→ **Task brief**: Repeat exactly each line of the data provided below.

→ **Excerpts from a figure dataset**:
====
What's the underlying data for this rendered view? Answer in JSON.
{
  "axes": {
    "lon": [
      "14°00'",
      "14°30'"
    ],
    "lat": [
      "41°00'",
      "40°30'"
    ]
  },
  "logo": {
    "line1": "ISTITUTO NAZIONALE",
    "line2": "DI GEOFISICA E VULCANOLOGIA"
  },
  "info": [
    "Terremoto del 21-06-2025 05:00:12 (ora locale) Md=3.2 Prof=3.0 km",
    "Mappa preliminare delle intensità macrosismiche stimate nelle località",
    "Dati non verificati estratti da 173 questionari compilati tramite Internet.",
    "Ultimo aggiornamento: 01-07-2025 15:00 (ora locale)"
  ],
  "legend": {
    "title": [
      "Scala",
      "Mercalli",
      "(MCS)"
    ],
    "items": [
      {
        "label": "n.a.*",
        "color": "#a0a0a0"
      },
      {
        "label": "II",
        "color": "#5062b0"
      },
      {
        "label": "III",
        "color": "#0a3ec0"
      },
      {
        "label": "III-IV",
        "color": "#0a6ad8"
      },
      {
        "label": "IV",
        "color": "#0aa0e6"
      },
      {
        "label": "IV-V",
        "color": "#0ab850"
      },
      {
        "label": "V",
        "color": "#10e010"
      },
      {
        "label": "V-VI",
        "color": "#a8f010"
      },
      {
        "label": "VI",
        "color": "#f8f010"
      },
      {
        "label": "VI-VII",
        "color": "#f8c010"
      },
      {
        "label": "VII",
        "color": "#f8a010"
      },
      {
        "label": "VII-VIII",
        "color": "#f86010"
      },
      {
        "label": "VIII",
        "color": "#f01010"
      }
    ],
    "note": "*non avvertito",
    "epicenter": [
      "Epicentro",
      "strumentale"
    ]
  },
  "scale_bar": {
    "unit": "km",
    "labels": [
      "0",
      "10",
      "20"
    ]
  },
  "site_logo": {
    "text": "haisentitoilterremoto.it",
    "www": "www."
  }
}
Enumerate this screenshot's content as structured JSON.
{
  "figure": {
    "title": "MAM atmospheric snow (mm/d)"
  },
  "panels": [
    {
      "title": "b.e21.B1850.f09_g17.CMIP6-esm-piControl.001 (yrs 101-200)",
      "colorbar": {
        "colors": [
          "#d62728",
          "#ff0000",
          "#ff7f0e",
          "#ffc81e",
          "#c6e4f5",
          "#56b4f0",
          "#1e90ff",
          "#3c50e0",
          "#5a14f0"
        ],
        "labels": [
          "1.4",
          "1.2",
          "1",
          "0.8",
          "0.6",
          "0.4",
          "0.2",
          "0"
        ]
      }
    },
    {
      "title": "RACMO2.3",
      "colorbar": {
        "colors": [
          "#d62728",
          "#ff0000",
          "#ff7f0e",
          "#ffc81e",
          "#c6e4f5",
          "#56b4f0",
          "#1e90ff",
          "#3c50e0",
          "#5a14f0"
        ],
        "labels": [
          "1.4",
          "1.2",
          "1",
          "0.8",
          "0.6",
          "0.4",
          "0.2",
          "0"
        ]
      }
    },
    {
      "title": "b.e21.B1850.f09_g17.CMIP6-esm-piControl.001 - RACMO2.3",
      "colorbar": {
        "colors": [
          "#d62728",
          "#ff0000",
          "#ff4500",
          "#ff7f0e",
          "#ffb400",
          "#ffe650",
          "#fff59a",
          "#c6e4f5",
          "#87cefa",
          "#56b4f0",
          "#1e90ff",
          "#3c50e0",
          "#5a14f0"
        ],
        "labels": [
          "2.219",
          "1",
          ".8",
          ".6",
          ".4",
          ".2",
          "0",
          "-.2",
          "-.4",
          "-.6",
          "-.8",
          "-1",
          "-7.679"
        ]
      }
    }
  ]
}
====
→ **Exercise response**:
What's the underlying data for this rendered view? Answer in JSON.
{
  "axes": {
    "lon": [
      "14°00'",
      "14°30'"
    ],
    "lat": [
      "41°00'",
      "40°30'"
    ]
  },
  "logo": {
    "line1": "ISTITUTO NAZIONALE",
    "line2": "DI GEOFISICA E VULCANOLOGIA"
  },
  "info": [
    "Terremoto del 21-06-2025 05:00:12 (ora locale) Md=3.2 Prof=3.0 km",
    "Mappa preliminare delle intensità macrosismiche stimate nelle località",
    "Dati non verificati estratti da 173 questionari compilati tramite Internet.",
    "Ultimo aggiornamento: 01-07-2025 15:00 (ora locale)"
  ],
  "legend": {
    "title": [
      "Scala",
      "Mercalli",
      "(MCS)"
    ],
    "items": [
      {
        "label": "n.a.*",
        "color": "#a0a0a0"
      },
      {
        "label": "II",
        "color": "#5062b0"
      },
      {
        "label": "III",
        "color": "#0a3ec0"
      },
      {
        "label": "III-IV",
        "color": "#0a6ad8"
      },
      {
        "label": "IV",
        "color": "#0aa0e6"
      },
      {
        "label": "IV-V",
        "color": "#0ab850"
      },
      {
        "label": "V",
        "color": "#10e010"
      },
      {
        "label": "V-VI",
        "color": "#a8f010"
      },
      {
        "label": "VI",
        "color": "#f8f010"
      },
      {
        "label": "VI-VII",
        "color": "#f8c010"
      },
      {
        "label": "VII",
        "color": "#f8a010"
      },
      {
        "label": "VII-VIII",
        "color": "#f86010"
      },
      {
        "label": "VIII",
        "color": "#f01010"
      }
    ],
    "note": "*non avvertito",
    "epicenter": [
      "Epicentro",
      "strumentale"
    ]
  },
  "scale_bar": {
    "unit": "km",
    "labels": [
      "0",
      "10",
      "20"
    ]
  },
  "site_logo": {
    "text": "haisentitoilterremoto.it",
    "www": "www."
  }
}
Enumerate this screenshot's content as structured JSON.
{
  "figure": {
    "title": "MAM atmospheric snow (mm/d)"
  },
  "panels": [
    {
      "title": "b.e21.B1850.f09_g17.CMIP6-esm-piControl.001 (yrs 101-200)",
      "colorbar": {
        "colors": [
          "#d62728",
          "#ff0000",
          "#ff7f0e",
          "#ffc81e",
          "#c6e4f5",
          "#56b4f0",
          "#1e90ff",
          "#3c50e0",
          "#5a14f0"
        ],
        "labels": [
          "1.4",
          "1.2",
          "1",
          "0.8",
          "0.6",
          "0.4",
          "0.2",
          "0"
        ]
      }
    },
    {
      "title": "RACMO2.3",
      "colorbar": {
        "colors": [
          "#d62728",
          "#ff0000",
          "#ff7f0e",
          "#ffc81e",
          "#c6e4f5",
          "#56b4f0",
          "#1e90ff",
          "#3c50e0",
          "#5a14f0"
        ],
        "labels": [
          "1.4",
          "1.2",
          "1",
          "0.8",
          "0.6",
          "0.4",
          "0.2",
          "0"
        ]
      }
    },
    {
      "title": "b.e21.B1850.f09_g17.CMIP6-esm-piControl.001 - RACMO2.3",
      "colorbar": {
        "colors": [
          "#d62728",
          "#ff0000",
          "#ff4500",
          "#ff7f0e",
          "#ffb400",
          "#ffe650",
          "#fff59a",
          "#c6e4f5",
          "#87cefa",
          "#56b4f0",
          "#1e90ff",
          "#3c50e0",
          "#5a14f0"
        ],
        "labels": [
          "2.219",
          "1",
          ".8",
          ".6",
          ".4",
          ".2",
          "0",
          "-.2",
          "-.4",
          "-.6",
          "-.8",
          "-1",
          "-7.679"
        ]
      }
    }
  ]
}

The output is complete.